Records shown:

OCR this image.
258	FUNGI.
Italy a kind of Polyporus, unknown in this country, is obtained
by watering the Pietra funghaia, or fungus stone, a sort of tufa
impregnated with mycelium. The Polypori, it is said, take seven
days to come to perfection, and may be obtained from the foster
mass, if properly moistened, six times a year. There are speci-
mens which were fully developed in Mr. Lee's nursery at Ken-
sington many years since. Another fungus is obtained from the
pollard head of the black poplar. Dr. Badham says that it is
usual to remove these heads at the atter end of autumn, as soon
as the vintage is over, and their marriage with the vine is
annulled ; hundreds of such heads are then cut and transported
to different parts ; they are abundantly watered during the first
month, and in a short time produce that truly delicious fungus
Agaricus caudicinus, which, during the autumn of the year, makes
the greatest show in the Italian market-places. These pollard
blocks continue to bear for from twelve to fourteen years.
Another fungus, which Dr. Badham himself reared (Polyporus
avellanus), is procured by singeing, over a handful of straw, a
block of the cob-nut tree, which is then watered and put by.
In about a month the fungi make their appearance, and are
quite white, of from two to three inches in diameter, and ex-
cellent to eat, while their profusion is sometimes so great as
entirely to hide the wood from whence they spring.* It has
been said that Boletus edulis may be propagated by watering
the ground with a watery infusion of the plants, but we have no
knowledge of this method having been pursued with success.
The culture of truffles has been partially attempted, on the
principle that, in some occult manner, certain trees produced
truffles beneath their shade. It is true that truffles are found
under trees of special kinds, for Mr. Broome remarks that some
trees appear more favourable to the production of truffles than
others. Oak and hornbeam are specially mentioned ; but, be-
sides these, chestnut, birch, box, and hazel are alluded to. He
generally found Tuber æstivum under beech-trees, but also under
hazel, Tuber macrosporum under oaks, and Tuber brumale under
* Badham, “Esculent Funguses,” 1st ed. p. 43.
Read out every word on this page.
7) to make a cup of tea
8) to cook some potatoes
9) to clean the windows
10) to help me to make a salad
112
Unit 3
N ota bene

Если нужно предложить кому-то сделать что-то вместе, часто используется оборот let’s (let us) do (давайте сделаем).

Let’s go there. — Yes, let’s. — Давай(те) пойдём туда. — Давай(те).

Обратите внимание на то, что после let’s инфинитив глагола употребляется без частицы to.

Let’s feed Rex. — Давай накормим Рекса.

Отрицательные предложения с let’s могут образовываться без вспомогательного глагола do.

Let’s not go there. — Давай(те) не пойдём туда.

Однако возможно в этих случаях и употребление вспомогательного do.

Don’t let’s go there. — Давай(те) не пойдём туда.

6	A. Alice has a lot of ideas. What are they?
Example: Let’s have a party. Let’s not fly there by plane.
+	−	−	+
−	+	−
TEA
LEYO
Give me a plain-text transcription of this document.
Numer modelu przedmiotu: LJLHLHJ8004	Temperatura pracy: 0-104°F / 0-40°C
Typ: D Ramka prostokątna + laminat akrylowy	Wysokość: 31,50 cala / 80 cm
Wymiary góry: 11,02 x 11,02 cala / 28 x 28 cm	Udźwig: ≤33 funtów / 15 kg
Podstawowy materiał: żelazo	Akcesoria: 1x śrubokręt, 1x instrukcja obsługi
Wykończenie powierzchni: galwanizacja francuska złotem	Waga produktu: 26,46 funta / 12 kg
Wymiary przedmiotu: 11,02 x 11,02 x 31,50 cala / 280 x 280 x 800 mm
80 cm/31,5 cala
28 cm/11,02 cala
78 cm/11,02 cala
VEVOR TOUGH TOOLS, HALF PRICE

What is expected: Look above for the line containing "Read out every word on this page.", then transcribe it and all lines after it through the last, exactly and with nothing else.

Written solution:
Read out every word on this page.
7) to make a cup of tea
8) to cook some potatoes
9) to clean the windows
10) to help me to make a salad
112
Unit 3
N ota bene

Если нужно предложить кому-то сделать что-то вместе, часто используется оборот let’s (let us) do (давайте сделаем).

Let’s go there. — Yes, let’s. — Давай(те) пойдём туда. — Давай(те).

Обратите внимание на то, что после let’s инфинитив глагола употребляется без частицы to.

Let’s feed Rex. — Давай накормим Рекса.

Отрицательные предложения с let’s могут образовываться без вспомогательного глагола do.

Let’s not go there. — Давай(те) не пойдём туда.

Однако возможно в этих случаях и употребление вспомогательного do.

Don’t let’s go there. — Давай(те) не пойдём туда.

6	A. Alice has a lot of ideas. What are they?
Example: Let’s have a party. Let’s not fly there by plane.
+	−	−	+
−	+	−
TEA
LEYO
Give me a plain-text transcription of this document.
Numer modelu przedmiotu: LJLHLHJ8004	Temperatura pracy: 0-104°F / 0-40°C
Typ: D Ramka prostokątna + laminat akrylowy	Wysokość: 31,50 cala / 80 cm
Wymiary góry: 11,02 x 11,02 cala / 28 x 28 cm	Udźwig: ≤33 funtów / 15 kg
Podstawowy materiał: żelazo	Akcesoria: 1x śrubokręt, 1x instrukcja obsługi
Wykończenie powierzchni: galwanizacja francuska złotem	Waga produktu: 26,46 funta / 12 kg
Wymiary przedmiotu: 11,02 x 11,02 x 31,50 cala / 280 x 280 x 800 mm
80 cm/31,5 cala
28 cm/11,02 cala
78 cm/11,02 cala
VEVOR TOUGH TOOLS, HALF PRICE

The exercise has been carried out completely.